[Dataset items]
+--
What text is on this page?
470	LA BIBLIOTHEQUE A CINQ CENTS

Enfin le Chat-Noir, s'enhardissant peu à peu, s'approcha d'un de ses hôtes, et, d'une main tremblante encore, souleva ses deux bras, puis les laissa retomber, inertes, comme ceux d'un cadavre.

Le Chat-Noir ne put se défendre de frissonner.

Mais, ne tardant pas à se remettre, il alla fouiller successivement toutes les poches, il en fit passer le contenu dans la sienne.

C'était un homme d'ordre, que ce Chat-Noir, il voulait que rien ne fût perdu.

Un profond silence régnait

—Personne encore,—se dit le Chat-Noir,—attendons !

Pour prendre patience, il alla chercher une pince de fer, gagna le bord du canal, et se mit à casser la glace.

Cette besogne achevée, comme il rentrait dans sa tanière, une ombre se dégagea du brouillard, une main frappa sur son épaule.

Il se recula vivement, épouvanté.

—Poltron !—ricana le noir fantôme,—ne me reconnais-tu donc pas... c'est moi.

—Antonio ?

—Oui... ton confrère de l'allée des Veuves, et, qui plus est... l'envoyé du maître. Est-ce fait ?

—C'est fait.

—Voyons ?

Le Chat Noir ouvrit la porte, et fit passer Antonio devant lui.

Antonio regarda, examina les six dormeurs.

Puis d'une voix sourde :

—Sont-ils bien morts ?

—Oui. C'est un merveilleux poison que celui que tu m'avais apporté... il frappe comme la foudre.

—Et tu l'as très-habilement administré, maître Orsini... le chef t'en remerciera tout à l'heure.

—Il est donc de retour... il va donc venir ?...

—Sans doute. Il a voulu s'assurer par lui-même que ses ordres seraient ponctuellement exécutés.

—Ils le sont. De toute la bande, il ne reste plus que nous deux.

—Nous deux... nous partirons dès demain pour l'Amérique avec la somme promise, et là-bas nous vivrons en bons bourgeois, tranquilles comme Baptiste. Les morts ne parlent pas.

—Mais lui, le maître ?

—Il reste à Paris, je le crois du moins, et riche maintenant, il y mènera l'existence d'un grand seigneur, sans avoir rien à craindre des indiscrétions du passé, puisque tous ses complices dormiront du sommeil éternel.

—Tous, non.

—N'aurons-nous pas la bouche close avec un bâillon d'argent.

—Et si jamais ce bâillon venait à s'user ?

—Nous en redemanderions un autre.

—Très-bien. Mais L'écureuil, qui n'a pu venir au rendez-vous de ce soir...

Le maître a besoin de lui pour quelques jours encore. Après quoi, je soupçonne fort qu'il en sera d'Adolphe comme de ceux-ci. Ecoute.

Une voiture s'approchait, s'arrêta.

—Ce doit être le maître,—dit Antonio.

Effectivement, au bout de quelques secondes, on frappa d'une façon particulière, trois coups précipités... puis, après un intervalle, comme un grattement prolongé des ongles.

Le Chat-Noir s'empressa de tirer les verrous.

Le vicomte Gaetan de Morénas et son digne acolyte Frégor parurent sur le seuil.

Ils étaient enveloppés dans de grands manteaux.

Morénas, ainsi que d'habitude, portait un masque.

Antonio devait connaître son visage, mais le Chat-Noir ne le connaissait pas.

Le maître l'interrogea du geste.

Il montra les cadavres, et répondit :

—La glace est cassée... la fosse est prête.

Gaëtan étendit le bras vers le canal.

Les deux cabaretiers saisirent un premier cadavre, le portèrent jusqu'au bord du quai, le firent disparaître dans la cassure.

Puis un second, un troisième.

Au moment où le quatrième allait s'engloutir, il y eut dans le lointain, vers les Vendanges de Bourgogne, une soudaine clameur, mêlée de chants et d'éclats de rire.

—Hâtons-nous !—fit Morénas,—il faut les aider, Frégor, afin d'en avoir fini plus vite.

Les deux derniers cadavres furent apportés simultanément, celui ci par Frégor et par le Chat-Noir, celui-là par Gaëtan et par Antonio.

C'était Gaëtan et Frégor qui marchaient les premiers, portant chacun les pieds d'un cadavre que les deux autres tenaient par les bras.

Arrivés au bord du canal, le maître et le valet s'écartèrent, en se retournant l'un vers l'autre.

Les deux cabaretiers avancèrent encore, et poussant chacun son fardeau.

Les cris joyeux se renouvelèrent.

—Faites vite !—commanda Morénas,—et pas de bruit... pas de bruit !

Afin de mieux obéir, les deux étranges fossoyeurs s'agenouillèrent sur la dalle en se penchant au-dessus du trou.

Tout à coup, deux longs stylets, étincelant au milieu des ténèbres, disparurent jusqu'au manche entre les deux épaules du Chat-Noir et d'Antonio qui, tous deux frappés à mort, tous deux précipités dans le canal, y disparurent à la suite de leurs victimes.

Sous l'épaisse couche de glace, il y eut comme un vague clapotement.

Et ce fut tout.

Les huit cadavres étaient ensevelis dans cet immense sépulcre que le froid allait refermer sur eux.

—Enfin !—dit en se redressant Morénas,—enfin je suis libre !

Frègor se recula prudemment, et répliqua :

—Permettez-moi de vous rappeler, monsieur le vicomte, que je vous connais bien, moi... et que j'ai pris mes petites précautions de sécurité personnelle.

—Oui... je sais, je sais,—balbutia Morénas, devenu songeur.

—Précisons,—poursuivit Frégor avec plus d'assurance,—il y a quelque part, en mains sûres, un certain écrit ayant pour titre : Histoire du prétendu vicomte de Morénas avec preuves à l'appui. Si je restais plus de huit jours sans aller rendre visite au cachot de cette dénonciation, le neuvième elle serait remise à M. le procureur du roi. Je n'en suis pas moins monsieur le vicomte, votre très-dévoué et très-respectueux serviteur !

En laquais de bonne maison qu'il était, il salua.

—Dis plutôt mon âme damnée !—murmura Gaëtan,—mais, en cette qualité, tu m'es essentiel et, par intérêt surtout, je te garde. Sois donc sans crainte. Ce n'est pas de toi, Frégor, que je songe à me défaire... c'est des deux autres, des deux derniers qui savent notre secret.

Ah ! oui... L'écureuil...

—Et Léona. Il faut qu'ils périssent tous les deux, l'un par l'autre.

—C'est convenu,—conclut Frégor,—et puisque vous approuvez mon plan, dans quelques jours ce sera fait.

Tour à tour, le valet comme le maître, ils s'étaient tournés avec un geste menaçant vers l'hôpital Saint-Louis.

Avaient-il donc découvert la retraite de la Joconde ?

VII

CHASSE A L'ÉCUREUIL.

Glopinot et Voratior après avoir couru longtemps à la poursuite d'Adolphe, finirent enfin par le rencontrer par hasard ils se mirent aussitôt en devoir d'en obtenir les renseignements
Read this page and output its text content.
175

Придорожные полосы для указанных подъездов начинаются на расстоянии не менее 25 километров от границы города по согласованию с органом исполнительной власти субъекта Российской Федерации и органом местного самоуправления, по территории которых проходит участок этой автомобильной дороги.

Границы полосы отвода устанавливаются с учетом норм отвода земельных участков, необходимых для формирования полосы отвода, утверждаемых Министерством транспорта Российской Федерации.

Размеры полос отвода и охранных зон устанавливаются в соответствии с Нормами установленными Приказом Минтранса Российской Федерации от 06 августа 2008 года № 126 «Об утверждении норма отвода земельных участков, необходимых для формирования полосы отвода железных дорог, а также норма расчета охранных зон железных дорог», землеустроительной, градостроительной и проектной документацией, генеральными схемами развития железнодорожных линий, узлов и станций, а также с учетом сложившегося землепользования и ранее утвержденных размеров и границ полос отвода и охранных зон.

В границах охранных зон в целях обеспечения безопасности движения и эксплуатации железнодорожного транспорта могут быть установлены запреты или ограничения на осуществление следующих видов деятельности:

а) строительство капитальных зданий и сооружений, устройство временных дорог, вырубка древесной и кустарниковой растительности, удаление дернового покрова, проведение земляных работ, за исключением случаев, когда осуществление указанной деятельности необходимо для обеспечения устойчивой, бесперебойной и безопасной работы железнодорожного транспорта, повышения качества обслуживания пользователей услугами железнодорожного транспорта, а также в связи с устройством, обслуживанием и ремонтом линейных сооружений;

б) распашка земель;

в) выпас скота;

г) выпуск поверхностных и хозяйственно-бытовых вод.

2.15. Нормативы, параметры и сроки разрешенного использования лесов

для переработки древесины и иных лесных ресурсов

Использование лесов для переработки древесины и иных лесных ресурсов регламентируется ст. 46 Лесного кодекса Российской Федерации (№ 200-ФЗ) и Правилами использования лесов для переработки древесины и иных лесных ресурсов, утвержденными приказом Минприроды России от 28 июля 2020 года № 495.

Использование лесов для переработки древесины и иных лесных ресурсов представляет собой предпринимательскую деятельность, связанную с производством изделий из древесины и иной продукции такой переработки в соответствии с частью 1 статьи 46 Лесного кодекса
+--
Problem requirements => State how many lines of the data include the word "étaient", with nothing else.

Reply => 3